### What is being asked:
From the entries below, copy every line holding the word "Fundusze".

### Data to process:
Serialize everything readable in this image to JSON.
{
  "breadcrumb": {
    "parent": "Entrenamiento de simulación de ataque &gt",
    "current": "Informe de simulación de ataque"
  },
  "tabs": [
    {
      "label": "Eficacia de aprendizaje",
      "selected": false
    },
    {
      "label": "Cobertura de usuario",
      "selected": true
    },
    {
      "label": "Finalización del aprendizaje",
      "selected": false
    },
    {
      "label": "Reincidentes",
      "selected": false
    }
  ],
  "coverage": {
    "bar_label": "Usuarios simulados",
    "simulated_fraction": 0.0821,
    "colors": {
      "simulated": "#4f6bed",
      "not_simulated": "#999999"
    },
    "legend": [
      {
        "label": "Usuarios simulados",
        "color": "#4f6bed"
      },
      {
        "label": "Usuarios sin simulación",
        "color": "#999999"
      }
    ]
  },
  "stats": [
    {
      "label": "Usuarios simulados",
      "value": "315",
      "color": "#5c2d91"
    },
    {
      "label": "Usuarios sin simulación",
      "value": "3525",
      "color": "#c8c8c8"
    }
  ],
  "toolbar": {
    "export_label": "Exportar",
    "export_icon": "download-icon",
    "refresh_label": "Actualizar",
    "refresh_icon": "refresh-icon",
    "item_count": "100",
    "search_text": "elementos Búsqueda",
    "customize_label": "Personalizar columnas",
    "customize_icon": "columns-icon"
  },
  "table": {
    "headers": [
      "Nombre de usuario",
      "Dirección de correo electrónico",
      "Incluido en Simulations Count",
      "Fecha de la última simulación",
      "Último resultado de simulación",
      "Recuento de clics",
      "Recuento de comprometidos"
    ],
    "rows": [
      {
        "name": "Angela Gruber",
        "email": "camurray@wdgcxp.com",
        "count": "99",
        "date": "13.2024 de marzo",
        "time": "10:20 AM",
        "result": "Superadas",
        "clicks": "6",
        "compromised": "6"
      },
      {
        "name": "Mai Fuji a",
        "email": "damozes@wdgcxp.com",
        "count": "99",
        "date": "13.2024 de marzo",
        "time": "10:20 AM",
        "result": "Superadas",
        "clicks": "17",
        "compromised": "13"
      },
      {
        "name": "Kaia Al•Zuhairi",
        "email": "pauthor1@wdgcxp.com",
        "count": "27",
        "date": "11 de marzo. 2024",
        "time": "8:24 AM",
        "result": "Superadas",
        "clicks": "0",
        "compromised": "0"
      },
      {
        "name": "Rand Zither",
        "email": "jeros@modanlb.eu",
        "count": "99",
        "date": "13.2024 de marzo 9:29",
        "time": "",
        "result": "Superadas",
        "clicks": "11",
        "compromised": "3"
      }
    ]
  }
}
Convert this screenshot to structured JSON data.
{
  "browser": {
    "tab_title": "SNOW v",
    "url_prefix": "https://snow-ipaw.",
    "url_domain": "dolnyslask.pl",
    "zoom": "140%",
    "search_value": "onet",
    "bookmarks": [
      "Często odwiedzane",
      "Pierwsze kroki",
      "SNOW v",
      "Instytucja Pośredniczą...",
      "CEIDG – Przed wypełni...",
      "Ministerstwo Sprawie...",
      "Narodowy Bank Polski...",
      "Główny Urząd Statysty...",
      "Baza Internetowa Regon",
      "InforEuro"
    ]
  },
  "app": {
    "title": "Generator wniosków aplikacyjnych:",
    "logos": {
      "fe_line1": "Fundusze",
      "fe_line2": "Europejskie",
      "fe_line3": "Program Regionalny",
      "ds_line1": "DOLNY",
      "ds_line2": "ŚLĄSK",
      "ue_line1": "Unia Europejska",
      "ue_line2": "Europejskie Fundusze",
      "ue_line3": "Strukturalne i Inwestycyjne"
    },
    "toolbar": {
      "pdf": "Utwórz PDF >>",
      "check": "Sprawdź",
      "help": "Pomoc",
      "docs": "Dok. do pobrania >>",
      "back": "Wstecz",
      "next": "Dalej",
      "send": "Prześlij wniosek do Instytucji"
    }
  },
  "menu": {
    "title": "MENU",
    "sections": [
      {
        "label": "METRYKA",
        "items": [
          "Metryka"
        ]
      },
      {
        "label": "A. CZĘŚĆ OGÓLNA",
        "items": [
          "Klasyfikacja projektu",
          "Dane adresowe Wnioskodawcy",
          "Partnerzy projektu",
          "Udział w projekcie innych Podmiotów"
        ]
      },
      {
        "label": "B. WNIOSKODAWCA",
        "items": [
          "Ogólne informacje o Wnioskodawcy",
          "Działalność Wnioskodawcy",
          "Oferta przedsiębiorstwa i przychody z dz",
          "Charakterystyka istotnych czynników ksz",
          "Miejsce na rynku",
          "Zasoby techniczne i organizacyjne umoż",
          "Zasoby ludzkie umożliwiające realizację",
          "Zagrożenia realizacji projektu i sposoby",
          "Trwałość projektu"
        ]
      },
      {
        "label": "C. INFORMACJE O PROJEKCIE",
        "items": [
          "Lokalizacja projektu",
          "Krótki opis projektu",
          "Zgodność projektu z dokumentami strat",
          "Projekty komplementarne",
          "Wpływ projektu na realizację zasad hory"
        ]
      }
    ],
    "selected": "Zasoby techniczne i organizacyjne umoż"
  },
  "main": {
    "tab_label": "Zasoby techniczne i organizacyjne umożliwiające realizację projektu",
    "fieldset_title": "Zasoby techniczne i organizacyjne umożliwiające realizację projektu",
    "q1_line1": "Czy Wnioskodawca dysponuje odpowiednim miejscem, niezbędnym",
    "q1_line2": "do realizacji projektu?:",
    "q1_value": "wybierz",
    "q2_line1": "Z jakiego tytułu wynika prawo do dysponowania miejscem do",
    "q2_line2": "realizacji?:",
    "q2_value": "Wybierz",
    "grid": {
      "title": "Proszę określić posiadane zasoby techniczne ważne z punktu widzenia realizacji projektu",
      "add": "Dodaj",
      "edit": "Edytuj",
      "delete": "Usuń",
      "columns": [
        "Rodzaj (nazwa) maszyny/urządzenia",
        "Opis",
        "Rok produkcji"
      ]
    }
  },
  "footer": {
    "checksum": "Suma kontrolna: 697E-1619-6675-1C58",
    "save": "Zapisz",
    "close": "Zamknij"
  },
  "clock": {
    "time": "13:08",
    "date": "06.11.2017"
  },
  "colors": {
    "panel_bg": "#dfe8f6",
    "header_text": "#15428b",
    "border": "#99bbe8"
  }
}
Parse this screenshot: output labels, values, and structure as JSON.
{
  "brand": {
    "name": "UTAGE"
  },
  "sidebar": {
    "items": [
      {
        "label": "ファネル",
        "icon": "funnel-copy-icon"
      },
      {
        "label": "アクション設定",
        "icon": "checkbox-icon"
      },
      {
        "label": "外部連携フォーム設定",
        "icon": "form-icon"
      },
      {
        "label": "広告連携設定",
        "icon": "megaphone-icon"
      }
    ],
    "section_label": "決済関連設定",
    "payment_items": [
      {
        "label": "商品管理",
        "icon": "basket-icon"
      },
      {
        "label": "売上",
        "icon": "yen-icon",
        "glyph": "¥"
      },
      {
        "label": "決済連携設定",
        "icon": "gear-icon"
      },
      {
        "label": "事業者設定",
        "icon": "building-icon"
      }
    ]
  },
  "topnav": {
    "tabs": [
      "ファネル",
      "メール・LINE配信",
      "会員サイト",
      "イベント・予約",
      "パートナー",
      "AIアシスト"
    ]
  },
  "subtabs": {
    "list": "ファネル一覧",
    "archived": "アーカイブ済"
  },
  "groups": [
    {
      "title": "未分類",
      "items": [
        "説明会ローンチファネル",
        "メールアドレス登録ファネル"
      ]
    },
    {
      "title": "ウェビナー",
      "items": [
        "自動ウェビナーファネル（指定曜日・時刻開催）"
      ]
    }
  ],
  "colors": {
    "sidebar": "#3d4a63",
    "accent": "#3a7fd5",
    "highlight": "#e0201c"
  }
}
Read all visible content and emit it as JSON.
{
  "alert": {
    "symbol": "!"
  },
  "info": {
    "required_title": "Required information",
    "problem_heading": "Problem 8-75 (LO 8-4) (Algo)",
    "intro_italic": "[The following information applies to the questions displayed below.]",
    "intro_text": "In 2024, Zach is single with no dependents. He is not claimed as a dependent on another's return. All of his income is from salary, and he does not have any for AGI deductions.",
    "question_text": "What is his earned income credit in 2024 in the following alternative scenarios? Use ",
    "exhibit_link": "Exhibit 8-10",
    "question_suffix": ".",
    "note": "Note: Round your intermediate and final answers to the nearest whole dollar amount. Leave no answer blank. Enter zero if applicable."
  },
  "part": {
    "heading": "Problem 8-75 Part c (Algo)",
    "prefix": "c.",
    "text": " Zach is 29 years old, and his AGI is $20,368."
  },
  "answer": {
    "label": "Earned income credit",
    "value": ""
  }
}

### Task solution:
      "fe_line1": "Fundusze",
      "ue_line2": "Europejskie Fundusze",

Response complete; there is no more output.